Comb the records below for the string "Convert" and copy each line where it turns up.

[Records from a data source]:
(begin)
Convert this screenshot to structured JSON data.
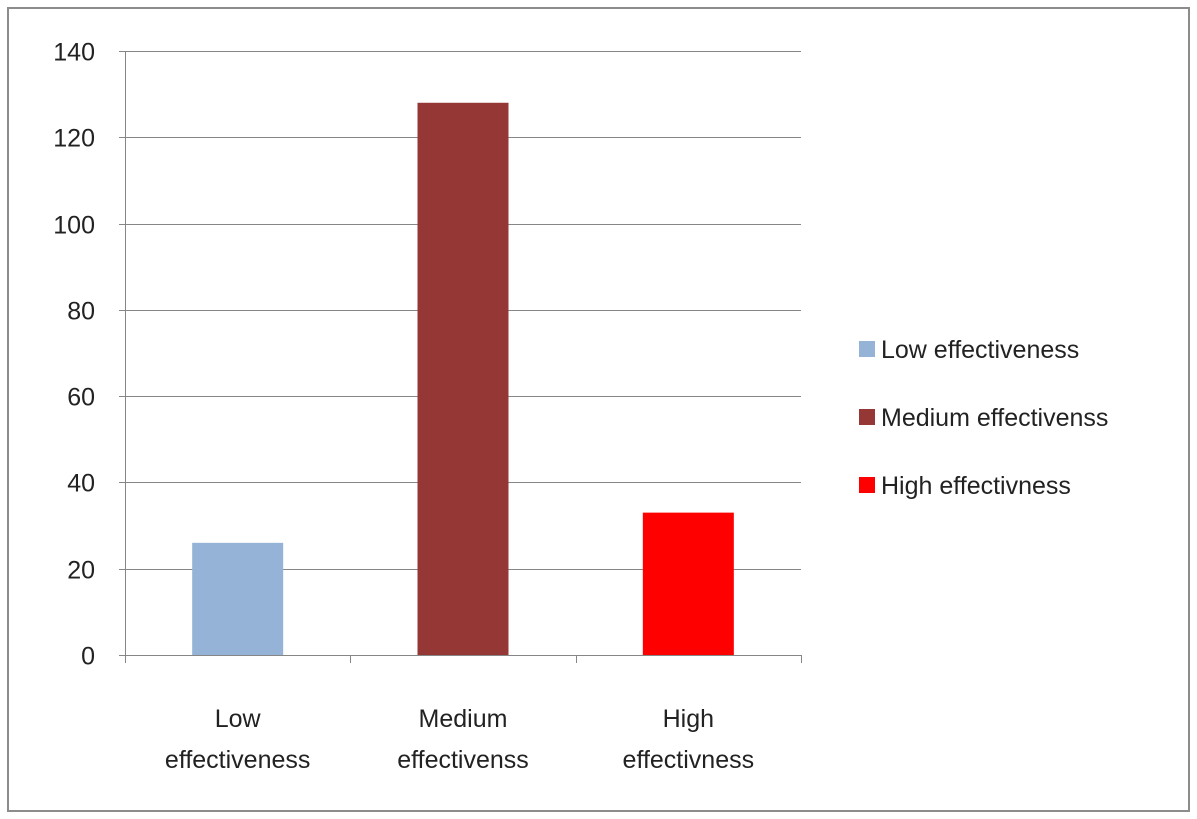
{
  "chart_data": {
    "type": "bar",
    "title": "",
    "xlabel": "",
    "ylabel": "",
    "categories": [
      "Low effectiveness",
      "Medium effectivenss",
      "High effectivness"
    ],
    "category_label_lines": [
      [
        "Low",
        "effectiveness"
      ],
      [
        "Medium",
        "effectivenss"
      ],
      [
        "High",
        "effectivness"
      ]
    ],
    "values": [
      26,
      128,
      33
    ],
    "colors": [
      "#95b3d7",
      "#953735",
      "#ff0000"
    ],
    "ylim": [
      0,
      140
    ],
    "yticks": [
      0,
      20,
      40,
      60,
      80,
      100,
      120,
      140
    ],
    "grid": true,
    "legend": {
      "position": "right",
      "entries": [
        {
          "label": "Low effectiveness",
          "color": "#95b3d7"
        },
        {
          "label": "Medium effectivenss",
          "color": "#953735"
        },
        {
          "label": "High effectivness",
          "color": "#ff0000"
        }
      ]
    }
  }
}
(end)
(begin)
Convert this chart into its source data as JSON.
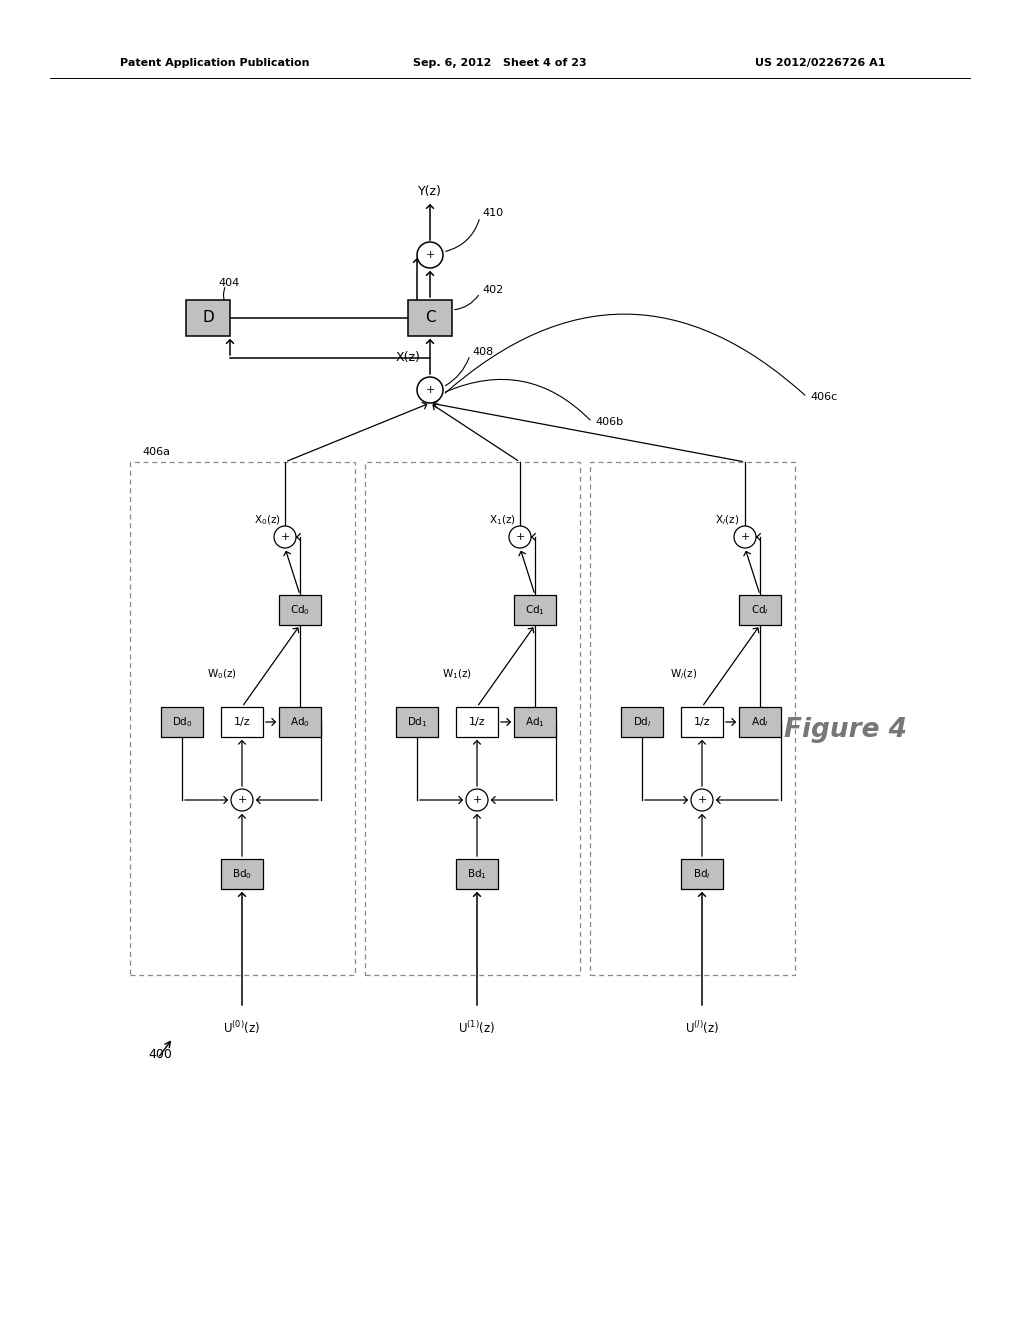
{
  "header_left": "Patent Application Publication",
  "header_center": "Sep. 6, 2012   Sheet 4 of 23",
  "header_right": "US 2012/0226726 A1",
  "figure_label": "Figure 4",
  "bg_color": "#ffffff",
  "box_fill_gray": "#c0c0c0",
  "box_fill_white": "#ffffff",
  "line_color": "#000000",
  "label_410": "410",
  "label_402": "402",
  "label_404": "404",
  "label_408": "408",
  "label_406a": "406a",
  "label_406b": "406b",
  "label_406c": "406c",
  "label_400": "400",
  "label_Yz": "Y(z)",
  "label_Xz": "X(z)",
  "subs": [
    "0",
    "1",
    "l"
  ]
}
(end)
[The reply]:
Convert this screenshot to structured JSON data.
Convert this chart into its source data as JSON.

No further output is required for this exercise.